Below are some entries. Output each one exactly as it appears.
-=-=-
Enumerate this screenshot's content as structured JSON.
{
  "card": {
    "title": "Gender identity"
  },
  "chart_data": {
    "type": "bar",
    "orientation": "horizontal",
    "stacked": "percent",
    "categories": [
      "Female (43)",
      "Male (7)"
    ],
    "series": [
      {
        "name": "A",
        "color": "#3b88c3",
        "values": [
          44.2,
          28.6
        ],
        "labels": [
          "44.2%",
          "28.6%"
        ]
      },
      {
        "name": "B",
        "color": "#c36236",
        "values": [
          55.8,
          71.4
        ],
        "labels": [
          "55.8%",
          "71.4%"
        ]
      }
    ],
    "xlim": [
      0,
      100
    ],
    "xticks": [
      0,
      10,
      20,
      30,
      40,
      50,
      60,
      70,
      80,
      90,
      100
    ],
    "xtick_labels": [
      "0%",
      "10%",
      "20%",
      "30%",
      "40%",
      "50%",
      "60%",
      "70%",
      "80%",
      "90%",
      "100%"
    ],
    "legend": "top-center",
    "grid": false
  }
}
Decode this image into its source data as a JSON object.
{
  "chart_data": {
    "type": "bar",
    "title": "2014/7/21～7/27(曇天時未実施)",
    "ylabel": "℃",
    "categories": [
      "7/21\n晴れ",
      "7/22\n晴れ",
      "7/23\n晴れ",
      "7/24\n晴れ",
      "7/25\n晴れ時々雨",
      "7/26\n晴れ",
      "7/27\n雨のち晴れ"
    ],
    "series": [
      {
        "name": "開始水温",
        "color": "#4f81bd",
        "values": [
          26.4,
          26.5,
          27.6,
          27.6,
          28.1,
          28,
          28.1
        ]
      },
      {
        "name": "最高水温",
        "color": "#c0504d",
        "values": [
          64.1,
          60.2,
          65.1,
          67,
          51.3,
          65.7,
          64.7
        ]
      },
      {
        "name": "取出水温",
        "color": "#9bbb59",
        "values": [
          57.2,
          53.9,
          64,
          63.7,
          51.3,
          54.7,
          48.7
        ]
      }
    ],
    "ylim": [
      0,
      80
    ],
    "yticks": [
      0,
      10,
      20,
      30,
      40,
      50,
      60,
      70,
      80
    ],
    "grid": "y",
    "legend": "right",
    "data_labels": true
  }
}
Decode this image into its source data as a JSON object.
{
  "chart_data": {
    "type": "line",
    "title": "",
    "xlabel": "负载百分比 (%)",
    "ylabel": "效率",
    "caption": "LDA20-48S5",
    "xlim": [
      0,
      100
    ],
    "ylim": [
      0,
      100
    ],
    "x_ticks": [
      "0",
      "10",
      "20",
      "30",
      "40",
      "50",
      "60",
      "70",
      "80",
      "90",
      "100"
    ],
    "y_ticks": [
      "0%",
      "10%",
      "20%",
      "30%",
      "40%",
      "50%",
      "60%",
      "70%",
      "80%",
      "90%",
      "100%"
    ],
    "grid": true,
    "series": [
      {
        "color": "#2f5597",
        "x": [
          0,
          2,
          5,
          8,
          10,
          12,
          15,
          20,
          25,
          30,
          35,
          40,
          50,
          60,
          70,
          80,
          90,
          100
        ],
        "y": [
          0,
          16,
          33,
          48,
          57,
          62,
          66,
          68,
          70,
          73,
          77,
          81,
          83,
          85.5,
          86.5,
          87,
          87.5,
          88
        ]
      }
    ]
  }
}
-=-=-
- Worked answer -
Enumerate this screenshot's content as structured JSON.
{
  "card": {
    "title": "Gender identity"
  },
  "chart_data": {
    "type": "bar",
    "orientation": "horizontal",
    "stacked": "percent",
    "categories": [
      "Female (43)",
      "Male (7)"
    ],
    "series": [
      {
        "name": "A",
        "color": "#3b88c3",
        "values": [
          44.2,
          28.6
        ],
        "labels": [
          "44.2%",
          "28.6%"
        ]
      },
      {
        "name": "B",
        "color": "#c36236",
        "values": [
          55.8,
          71.4
        ],
        "labels": [
          "55.8%",
          "71.4%"
        ]
      }
    ],
    "xlim": [
      0,
      100
    ],
    "xticks": [
      0,
      10,
      20,
      30,
      40,
      50,
      60,
      70,
      80,
      90,
      100
    ],
    "xtick_labels": [
      "0%",
      "10%",
      "20%",
      "30%",
      "40%",
      "50%",
      "60%",
      "70%",
      "80%",
      "90%",
      "100%"
    ],
    "legend": "top-center",
    "grid": false
  }
}
Decode this image into its source data as a JSON object.
{
  "chart_data": {
    "type": "bar",
    "title": "2014/7/21～7/27(曇天時未実施)",
    "ylabel": "℃",
    "categories": [
      "7/21\n晴れ",
      "7/22\n晴れ",
      "7/23\n晴れ",
      "7/24\n晴れ",
      "7/25\n晴れ時々雨",
      "7/26\n晴れ",
      "7/27\n雨のち晴れ"
    ],
    "series": [
      {
        "name": "開始水温",
        "color": "#4f81bd",
        "values": [
          26.4,
          26.5,
          27.6,
          27.6,
          28.1,
          28,
          28.1
        ]
      },
      {
        "name": "最高水温",
        "color": "#c0504d",
        "values": [
          64.1,
          60.2,
          65.1,
          67,
          51.3,
          65.7,
          64.7
        ]
      },
      {
        "name": "取出水温",
        "color": "#9bbb59",
        "values": [
          57.2,
          53.9,
          64,
          63.7,
          51.3,
          54.7,
          48.7
        ]
      }
    ],
    "ylim": [
      0,
      80
    ],
    "yticks": [
      0,
      10,
      20,
      30,
      40,
      50,
      60,
      70,
      80
    ],
    "grid": "y",
    "legend": "right",
    "data_labels": true
  }
}
Decode this image into its source data as a JSON object.
{
  "chart_data": {
    "type": "line",
    "title": "",
    "xlabel": "负载百分比 (%)",
    "ylabel": "效率",
    "caption": "LDA20-48S5",
    "xlim": [
      0,
      100
    ],
    "ylim": [
      0,
      100
    ],
    "x_ticks": [
      "0",
      "10",
      "20",
      "30",
      "40",
      "50",
      "60",
      "70",
      "80",
      "90",
      "100"
    ],
    "y_ticks": [
      "0%",
      "10%",
      "20%",
      "30%",
      "40%",
      "50%",
      "60%",
      "70%",
      "80%",
      "90%",
      "100%"
    ],
    "grid": true,
    "series": [
      {
        "color": "#2f5597",
        "x": [
          0,
          2,
          5,
          8,
          10,
          12,
          15,
          20,
          25,
          30,
          35,
          40,
          50,
          60,
          70,
          80,
          90,
          100
        ],
        "y": [
          0,
          16,
          33,
          48,
          57,
          62,
          66,
          68,
          70,
          73,
          77,
          81,
          83,
          85.5,
          86.5,
          87,
          87.5,
          88
        ]
      }
    ]
  }
}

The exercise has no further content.